Reproduce each record below exactly as written.

# DATA PROVIDED start

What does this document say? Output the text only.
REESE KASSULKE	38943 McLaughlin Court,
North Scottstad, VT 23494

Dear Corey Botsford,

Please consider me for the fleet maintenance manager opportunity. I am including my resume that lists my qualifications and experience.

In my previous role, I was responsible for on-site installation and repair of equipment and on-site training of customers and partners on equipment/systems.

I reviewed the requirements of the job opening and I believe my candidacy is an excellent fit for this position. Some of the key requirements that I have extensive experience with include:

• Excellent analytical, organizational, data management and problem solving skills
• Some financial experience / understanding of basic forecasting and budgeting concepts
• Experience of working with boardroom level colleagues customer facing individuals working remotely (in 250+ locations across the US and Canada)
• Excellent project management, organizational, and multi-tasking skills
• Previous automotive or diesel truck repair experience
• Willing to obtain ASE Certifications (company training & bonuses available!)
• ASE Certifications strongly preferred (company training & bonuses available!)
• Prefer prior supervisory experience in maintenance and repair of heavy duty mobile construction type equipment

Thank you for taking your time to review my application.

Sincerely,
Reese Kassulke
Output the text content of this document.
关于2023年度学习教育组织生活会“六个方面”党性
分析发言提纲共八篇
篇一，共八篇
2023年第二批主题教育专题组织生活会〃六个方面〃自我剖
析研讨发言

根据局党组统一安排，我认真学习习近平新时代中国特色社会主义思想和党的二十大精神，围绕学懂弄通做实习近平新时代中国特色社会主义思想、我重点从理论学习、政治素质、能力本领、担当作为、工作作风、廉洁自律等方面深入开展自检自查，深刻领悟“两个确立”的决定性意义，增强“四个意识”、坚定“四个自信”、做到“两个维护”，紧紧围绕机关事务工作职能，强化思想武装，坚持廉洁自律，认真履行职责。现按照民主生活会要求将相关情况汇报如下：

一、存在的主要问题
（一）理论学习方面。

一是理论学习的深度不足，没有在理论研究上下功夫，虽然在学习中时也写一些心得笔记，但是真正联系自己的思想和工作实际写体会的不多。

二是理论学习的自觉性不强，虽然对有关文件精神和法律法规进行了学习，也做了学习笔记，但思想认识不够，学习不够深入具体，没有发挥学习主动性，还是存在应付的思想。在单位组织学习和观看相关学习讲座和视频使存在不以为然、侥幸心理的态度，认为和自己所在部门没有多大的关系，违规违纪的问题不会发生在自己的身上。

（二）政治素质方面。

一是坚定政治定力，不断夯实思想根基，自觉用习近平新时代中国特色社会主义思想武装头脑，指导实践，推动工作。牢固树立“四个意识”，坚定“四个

# DATA PROVIDED end

# SOLUTION TO THE PROBLEM
What does this document say? Output the text only.
REESE KASSULKE	38943 McLaughlin Court,
North Scottstad, VT 23494

Dear Corey Botsford,

Please consider me for the fleet maintenance manager opportunity. I am including my resume that lists my qualifications and experience.

In my previous role, I was responsible for on-site installation and repair of equipment and on-site training of customers and partners on equipment/systems.

I reviewed the requirements of the job opening and I believe my candidacy is an excellent fit for this position. Some of the key requirements that I have extensive experience with include:

• Excellent analytical, organizational, data management and problem solving skills
• Some financial experience / understanding of basic forecasting and budgeting concepts
• Experience of working with boardroom level colleagues customer facing individuals working remotely (in 250+ locations across the US and Canada)
• Excellent project management, organizational, and multi-tasking skills
• Previous automotive or diesel truck repair experience
• Willing to obtain ASE Certifications (company training & bonuses available!)
• ASE Certifications strongly preferred (company training & bonuses available!)
• Prefer prior supervisory experience in maintenance and repair of heavy duty mobile construction type equipment

Thank you for taking your time to review my application.

Sincerely,
Reese Kassulke
Output the text content of this document.
关于2023年度学习教育组织生活会“六个方面”党性
分析发言提纲共八篇
篇一，共八篇
2023年第二批主题教育专题组织生活会〃六个方面〃自我剖
析研讨发言

根据局党组统一安排，我认真学习习近平新时代中国特色社会主义思想和党的二十大精神，围绕学懂弄通做实习近平新时代中国特色社会主义思想、我重点从理论学习、政治素质、能力本领、担当作为、工作作风、廉洁自律等方面深入开展自检自查，深刻领悟“两个确立”的决定性意义，增强“四个意识”、坚定“四个自信”、做到“两个维护”，紧紧围绕机关事务工作职能，强化思想武装，坚持廉洁自律，认真履行职责。现按照民主生活会要求将相关情况汇报如下：

一、存在的主要问题
（一）理论学习方面。

一是理论学习的深度不足，没有在理论研究上下功夫，虽然在学习中时也写一些心得笔记，但是真正联系自己的思想和工作实际写体会的不多。

二是理论学习的自觉性不强，虽然对有关文件精神和法律法规进行了学习，也做了学习笔记，但思想认识不够，学习不够深入具体，没有发挥学习主动性，还是存在应付的思想。在单位组织学习和观看相关学习讲座和视频使存在不以为然、侥幸心理的态度，认为和自己所在部门没有多大的关系，违规违纪的问题不会发生在自己的身上。

（二）政治素质方面。

一是坚定政治定力，不断夯实思想根基，自觉用习近平新时代中国特色社会主义思想武装头脑，指导实践，推动工作。牢固树立“四个意识”，坚定“四个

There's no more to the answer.